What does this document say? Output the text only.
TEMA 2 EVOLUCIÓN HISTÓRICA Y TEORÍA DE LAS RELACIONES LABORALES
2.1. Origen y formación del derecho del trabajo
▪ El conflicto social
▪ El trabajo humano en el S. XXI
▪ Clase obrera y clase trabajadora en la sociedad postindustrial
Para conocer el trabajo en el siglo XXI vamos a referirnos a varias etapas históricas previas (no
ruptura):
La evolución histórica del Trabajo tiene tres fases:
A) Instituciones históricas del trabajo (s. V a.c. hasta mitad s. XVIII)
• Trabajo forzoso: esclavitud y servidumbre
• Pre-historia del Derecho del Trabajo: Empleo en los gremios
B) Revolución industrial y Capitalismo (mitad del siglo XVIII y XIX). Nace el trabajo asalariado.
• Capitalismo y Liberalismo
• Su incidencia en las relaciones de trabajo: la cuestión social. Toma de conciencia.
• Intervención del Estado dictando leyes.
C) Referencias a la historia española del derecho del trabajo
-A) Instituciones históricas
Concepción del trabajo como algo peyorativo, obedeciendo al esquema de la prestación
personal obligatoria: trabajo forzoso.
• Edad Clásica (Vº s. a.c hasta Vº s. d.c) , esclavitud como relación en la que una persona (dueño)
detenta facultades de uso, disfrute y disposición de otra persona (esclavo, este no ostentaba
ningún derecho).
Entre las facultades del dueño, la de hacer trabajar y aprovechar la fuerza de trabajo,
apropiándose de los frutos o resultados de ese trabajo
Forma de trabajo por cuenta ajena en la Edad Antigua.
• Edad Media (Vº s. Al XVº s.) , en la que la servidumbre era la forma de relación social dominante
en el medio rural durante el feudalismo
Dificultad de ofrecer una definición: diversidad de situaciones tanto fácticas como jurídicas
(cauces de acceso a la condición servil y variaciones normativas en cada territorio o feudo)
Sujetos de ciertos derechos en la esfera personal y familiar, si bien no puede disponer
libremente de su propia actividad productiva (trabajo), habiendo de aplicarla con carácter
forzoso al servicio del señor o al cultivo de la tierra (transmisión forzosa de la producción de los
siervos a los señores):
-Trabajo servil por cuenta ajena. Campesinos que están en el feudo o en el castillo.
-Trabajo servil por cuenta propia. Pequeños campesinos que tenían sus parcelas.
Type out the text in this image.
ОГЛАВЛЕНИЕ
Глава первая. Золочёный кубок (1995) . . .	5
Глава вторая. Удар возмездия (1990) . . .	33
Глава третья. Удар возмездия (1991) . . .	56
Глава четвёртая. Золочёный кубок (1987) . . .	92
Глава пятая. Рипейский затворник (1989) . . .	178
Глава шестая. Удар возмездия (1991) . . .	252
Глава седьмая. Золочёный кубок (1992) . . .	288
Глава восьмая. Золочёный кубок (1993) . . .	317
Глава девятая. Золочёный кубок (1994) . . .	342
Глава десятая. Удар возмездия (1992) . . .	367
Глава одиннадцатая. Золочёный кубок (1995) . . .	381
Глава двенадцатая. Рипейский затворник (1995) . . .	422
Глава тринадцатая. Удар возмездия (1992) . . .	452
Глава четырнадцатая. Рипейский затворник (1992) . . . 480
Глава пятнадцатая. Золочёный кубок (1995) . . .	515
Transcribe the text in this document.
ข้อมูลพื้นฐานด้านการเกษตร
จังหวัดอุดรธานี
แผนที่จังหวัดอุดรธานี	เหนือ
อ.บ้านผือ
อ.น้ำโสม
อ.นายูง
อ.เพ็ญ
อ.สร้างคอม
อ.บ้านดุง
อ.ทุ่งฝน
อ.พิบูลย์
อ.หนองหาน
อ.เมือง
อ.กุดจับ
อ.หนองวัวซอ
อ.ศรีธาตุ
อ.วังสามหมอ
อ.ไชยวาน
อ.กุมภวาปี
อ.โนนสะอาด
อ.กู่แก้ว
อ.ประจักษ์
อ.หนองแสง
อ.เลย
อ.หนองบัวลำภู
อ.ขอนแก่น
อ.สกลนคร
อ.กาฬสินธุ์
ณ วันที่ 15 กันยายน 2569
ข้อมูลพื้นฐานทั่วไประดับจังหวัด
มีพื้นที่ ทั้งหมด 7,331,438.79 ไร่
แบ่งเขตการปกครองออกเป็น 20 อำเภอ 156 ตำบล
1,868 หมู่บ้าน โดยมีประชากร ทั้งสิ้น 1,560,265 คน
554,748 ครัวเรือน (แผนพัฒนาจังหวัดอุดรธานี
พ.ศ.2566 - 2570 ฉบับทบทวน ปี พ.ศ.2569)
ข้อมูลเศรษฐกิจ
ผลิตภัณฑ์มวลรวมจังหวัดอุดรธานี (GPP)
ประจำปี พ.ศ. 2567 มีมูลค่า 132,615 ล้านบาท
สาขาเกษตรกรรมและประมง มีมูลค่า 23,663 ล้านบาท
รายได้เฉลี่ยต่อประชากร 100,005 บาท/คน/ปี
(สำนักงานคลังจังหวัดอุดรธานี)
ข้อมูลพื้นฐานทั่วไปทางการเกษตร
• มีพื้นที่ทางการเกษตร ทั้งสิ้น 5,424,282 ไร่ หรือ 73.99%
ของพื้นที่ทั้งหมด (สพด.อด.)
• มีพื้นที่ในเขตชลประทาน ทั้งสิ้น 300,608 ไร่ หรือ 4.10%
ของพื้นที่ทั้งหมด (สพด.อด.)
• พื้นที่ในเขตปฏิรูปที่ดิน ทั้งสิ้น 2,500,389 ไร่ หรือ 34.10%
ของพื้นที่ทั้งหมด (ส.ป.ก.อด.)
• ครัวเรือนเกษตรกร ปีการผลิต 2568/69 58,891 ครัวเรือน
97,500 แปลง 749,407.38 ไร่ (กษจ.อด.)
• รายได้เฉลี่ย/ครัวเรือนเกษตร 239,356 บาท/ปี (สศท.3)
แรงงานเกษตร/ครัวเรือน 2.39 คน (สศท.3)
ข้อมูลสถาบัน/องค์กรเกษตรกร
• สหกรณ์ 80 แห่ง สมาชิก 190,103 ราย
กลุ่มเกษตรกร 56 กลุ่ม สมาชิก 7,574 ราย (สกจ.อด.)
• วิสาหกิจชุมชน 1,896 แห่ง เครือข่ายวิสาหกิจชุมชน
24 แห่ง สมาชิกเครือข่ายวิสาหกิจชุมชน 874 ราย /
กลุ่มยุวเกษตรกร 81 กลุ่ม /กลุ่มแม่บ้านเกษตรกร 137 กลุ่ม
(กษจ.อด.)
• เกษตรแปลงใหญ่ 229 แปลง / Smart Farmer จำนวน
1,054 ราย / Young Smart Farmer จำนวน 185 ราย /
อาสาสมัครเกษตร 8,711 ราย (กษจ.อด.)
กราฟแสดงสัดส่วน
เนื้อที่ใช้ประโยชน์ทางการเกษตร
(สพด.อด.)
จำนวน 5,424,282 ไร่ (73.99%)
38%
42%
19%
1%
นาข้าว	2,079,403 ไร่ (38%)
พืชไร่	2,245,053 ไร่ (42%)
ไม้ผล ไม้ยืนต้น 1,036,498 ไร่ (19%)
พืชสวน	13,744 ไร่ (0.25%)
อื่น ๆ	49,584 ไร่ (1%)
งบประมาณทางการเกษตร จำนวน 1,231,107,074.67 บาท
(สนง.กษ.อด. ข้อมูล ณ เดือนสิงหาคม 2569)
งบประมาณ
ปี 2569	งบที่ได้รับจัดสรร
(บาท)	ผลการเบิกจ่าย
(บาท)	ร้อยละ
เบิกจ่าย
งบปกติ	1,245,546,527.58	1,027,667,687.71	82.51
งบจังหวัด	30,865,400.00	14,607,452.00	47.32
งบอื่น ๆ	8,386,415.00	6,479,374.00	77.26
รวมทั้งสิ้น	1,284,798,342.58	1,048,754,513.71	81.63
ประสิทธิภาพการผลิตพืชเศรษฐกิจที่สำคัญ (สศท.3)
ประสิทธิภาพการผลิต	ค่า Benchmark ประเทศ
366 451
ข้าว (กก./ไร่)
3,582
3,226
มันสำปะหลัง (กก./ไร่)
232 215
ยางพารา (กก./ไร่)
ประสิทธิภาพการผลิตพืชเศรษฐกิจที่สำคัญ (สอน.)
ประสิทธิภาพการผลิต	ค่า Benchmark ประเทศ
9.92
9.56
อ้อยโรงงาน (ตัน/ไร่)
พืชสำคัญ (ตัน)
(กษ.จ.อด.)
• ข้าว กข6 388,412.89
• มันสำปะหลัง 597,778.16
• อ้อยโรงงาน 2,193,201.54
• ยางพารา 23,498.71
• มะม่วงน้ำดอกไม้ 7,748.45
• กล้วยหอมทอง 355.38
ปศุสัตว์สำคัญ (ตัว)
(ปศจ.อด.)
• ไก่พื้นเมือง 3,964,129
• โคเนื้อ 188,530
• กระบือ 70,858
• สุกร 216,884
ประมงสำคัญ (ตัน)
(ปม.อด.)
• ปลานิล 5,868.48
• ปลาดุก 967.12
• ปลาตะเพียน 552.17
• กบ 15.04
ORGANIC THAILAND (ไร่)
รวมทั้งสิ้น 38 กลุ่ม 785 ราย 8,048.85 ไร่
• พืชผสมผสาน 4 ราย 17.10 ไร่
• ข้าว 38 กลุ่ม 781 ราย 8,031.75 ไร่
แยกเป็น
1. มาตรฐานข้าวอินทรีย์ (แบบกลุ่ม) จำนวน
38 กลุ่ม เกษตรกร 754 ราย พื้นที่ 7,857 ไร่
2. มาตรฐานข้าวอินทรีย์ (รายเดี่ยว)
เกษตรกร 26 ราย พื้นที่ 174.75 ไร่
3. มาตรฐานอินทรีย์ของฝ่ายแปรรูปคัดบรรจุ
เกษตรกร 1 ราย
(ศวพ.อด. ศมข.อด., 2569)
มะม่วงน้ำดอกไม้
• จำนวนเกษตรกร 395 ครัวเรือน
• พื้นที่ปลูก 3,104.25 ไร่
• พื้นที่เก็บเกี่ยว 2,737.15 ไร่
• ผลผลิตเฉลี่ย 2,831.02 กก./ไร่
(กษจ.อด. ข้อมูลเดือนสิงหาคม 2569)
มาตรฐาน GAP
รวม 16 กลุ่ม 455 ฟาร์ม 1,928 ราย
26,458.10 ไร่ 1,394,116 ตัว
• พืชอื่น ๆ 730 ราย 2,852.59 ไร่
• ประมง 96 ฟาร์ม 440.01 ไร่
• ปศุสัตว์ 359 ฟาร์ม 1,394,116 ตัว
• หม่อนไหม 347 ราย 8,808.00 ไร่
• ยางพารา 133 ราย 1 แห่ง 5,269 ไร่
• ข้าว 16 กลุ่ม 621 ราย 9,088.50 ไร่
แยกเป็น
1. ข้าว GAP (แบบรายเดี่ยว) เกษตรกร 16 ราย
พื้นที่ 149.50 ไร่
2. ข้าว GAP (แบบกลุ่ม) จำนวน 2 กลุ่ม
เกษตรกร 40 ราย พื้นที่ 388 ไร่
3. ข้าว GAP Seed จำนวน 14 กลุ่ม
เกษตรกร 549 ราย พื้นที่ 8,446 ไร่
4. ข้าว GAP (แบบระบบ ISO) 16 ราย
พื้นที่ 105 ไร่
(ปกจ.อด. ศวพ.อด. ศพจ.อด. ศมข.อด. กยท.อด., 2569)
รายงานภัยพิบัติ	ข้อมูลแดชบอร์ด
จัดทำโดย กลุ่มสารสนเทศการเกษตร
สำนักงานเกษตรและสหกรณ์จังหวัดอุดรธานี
────────────────────────────────────────
**What is expected:**
Scan the material above. Copy each line where "ยางพารา" occurs.

**Answer for this exercise:**
ยางพารา (กก./ไร่)
• ยางพารา 23,498.71
• ยางพารา 133 ราย 1 แห่ง 5,269 ไร่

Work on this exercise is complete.